[begin DATA ROWS]

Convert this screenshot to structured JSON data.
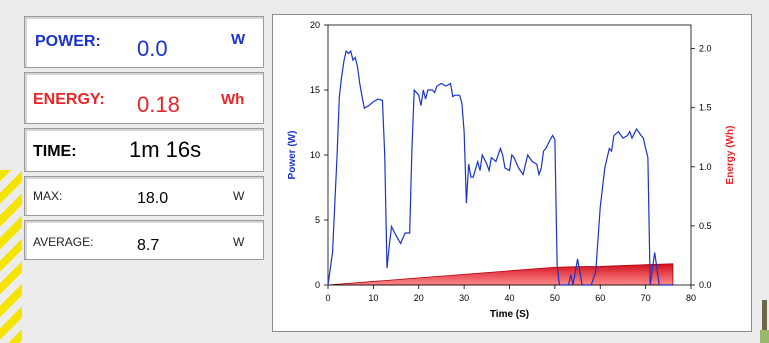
{
  "colors": {
    "power": "#1a33cc",
    "energy": "#e8262a",
    "background": "#ececec"
  },
  "power": {
    "label": "POWER:",
    "value": "0.0",
    "unit": "W"
  },
  "energy": {
    "label": "ENERGY:",
    "value": "0.18",
    "unit": "Wh"
  },
  "time": {
    "label": "TIME:",
    "value": "1m 16s"
  },
  "max": {
    "label": "MAX:",
    "value": "18.0",
    "unit": "W"
  },
  "average": {
    "label": "AVERAGE:",
    "value": "8.7",
    "unit": "W"
  },
  "chart_data": {
    "type": "line",
    "xlabel": "Time (S)",
    "ylabel": "Power (W)",
    "y2label": "Energy (Wh)",
    "xlim": [
      0,
      80
    ],
    "ylim": [
      0,
      20
    ],
    "y2lim": [
      0,
      2.2
    ],
    "xticks": [
      0,
      10,
      20,
      30,
      40,
      50,
      60,
      70,
      80
    ],
    "yticks": [
      0,
      5,
      10,
      15,
      20
    ],
    "y2ticks": [
      0.0,
      0.5,
      1.0,
      1.5,
      2.0
    ],
    "y2ticklabels": [
      "0.0",
      "0.5",
      "1.0",
      "1.5",
      "2.0"
    ],
    "grid": false,
    "series": [
      {
        "axis": "left",
        "x": [
          0,
          1,
          2,
          2.5,
          3,
          3.5,
          4,
          4.5,
          5,
          5.5,
          6,
          6.5,
          7,
          7.5,
          8,
          9,
          10,
          11,
          12,
          12.5,
          13,
          13.5,
          14,
          15,
          16,
          17,
          18,
          18.5,
          19,
          20,
          20.5,
          21,
          21.5,
          22,
          23,
          23.5,
          24,
          25,
          26,
          27,
          27.5,
          28,
          29,
          29.5,
          30,
          30.5,
          31,
          31.5,
          32,
          33,
          33.5,
          34,
          35,
          35.5,
          36,
          37,
          38,
          38.5,
          39,
          40,
          40.5,
          41,
          42,
          43,
          44,
          45,
          46,
          46.5,
          47,
          47.5,
          48,
          49,
          49.5,
          50,
          50.5,
          51,
          51.5,
          52,
          53,
          53.5,
          54,
          55,
          56,
          57,
          58,
          59,
          60,
          61,
          62,
          62.5,
          63,
          64,
          65,
          66,
          66.5,
          67,
          68,
          69,
          69.5,
          70,
          70.5,
          71,
          72,
          73,
          74,
          75,
          76
        ],
        "values": [
          0,
          2.5,
          10,
          14.5,
          16,
          17.2,
          18,
          17.8,
          18,
          17.3,
          17.5,
          16.8,
          15.5,
          14.5,
          13.6,
          13.8,
          14.1,
          14.3,
          14.2,
          10,
          1.3,
          3,
          4.5,
          3.8,
          3.2,
          4,
          4,
          10.5,
          15,
          14.6,
          13.8,
          15,
          14.3,
          15,
          15,
          14.8,
          15.3,
          15.5,
          15.3,
          15.5,
          14.5,
          14.6,
          14.6,
          14,
          11.8,
          6.3,
          9.3,
          8.3,
          8.3,
          9.5,
          8.8,
          10,
          9.3,
          8.8,
          9.8,
          9.5,
          10.5,
          10,
          9,
          8.8,
          10,
          9.8,
          9,
          8.5,
          10,
          9.5,
          9.3,
          8.5,
          9,
          10.3,
          10.5,
          11.2,
          11.5,
          11.2,
          1.5,
          0,
          0,
          0,
          0,
          0.8,
          0,
          2,
          0,
          0,
          0,
          1,
          6,
          9,
          10.5,
          10.3,
          11.5,
          11.8,
          11.3,
          11.5,
          11.8,
          11.3,
          12,
          11.5,
          11.3,
          10.5,
          9.8,
          0,
          2.5,
          0,
          0,
          0,
          0
        ]
      },
      {
        "axis": "right",
        "x": [
          0,
          10,
          20,
          30,
          40,
          50,
          55,
          60,
          70,
          76
        ],
        "values": [
          0,
          0.03,
          0.06,
          0.09,
          0.12,
          0.15,
          0.155,
          0.157,
          0.172,
          0.18
        ]
      }
    ]
  }
}
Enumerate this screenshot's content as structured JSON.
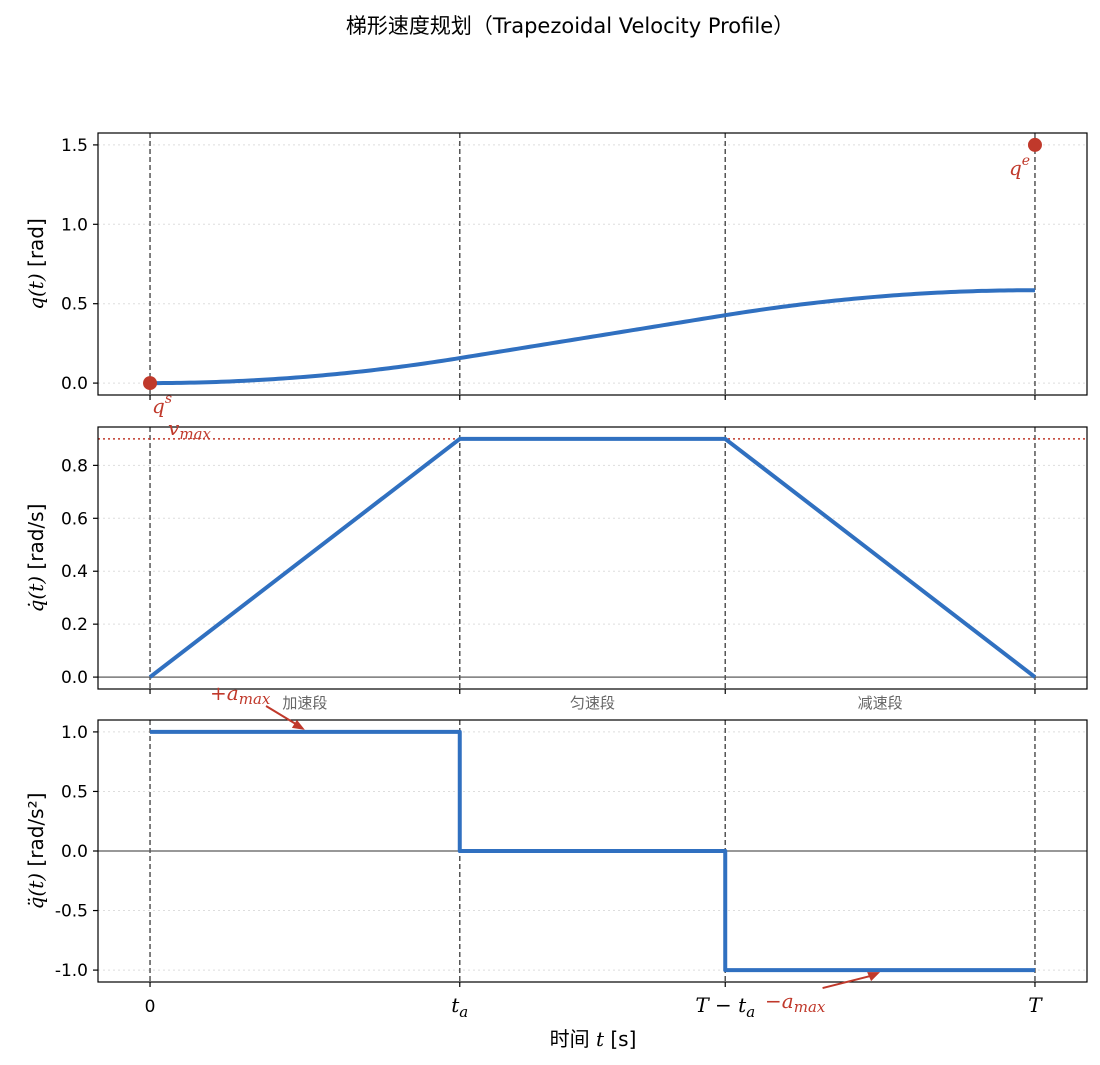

[end DATA ROWS]

* _TASK INSTRUCTIONS_: In your copy, leave out the pictures and reproduce the material above exactly.

* _EXERCISE SOLUTION_:
Convert this screenshot to structured JSON data.
{
  "colors": {
    "power": "#1a33cc",
    "energy": "#e8262a",
    "background": "#ececec"
  },
  "power": {
    "label": "POWER:",
    "value": "0.0",
    "unit": "W"
  },
  "energy": {
    "label": "ENERGY:",
    "value": "0.18",
    "unit": "Wh"
  },
  "time": {
    "label": "TIME:",
    "value": "1m 16s"
  },
  "max": {
    "label": "MAX:",
    "value": "18.0",
    "unit": "W"
  },
  "average": {
    "label": "AVERAGE:",
    "value": "8.7",
    "unit": "W"
  },
  "chart_data": {
    "type": "line",
    "xlabel": "Time (S)",
    "ylabel": "Power (W)",
    "y2label": "Energy (Wh)",
    "xlim": [
      0,
      80
    ],
    "ylim": [
      0,
      20
    ],
    "y2lim": [
      0,
      2.2
    ],
    "xticks": [
      0,
      10,
      20,
      30,
      40,
      50,
      60,
      70,
      80
    ],
    "yticks": [
      0,
      5,
      10,
      15,
      20
    ],
    "y2ticks": [
      0.0,
      0.5,
      1.0,
      1.5,
      2.0
    ],
    "y2ticklabels": [
      "0.0",
      "0.5",
      "1.0",
      "1.5",
      "2.0"
    ],
    "grid": false,
    "series": [
      {
        "axis": "left",
        "x": [
          0,
          1,
          2,
          2.5,
          3,
          3.5,
          4,
          4.5,
          5,
          5.5,
          6,
          6.5,
          7,
          7.5,
          8,
          9,
          10,
          11,
          12,
          12.5,
          13,
          13.5,
          14,
          15,
          16,
          17,
          18,
          18.5,
          19,
          20,
          20.5,
          21,
          21.5,
          22,
          23,
          23.5,
          24,
          25,
          26,
          27,
          27.5,
          28,
          29,
          29.5,
          30,
          30.5,
          31,
          31.5,
          32,
          33,
          33.5,
          34,
          35,
          35.5,
          36,
          37,
          38,
          38.5,
          39,
          40,
          40.5,
          41,
          42,
          43,
          44,
          45,
          46,
          46.5,
          47,
          47.5,
          48,
          49,
          49.5,
          50,
          50.5,
          51,
          51.5,
          52,
          53,
          53.5,
          54,
          55,
          56,
          57,
          58,
          59,
          60,
          61,
          62,
          62.5,
          63,
          64,
          65,
          66,
          66.5,
          67,
          68,
          69,
          69.5,
          70,
          70.5,
          71,
          72,
          73,
          74,
          75,
          76
        ],
        "values": [
          0,
          2.5,
          10,
          14.5,
          16,
          17.2,
          18,
          17.8,
          18,
          17.3,
          17.5,
          16.8,
          15.5,
          14.5,
          13.6,
          13.8,
          14.1,
          14.3,
          14.2,
          10,
          1.3,
          3,
          4.5,
          3.8,
          3.2,
          4,
          4,
          10.5,
          15,
          14.6,
          13.8,
          15,
          14.3,
          15,
          15,
          14.8,
          15.3,
          15.5,
          15.3,
          15.5,
          14.5,
          14.6,
          14.6,
          14,
          11.8,
          6.3,
          9.3,
          8.3,
          8.3,
          9.5,
          8.8,
          10,
          9.3,
          8.8,
          9.8,
          9.5,
          10.5,
          10,
          9,
          8.8,
          10,
          9.8,
          9,
          8.5,
          10,
          9.5,
          9.3,
          8.5,
          9,
          10.3,
          10.5,
          11.2,
          11.5,
          11.2,
          1.5,
          0,
          0,
          0,
          0,
          0.8,
          0,
          2,
          0,
          0,
          0,
          1,
          6,
          9,
          10.5,
          10.3,
          11.5,
          11.8,
          11.3,
          11.5,
          11.8,
          11.3,
          12,
          11.5,
          11.3,
          10.5,
          9.8,
          0,
          2.5,
          0,
          0,
          0,
          0
        ]
      },
      {
        "axis": "right",
        "x": [
          0,
          10,
          20,
          30,
          40,
          50,
          55,
          60,
          70,
          76
        ],
        "values": [
          0,
          0.03,
          0.06,
          0.09,
          0.12,
          0.15,
          0.155,
          0.157,
          0.172,
          0.18
        ]
      }
    ]
  }
}
Enumerate this screenshot's content as structured JSON.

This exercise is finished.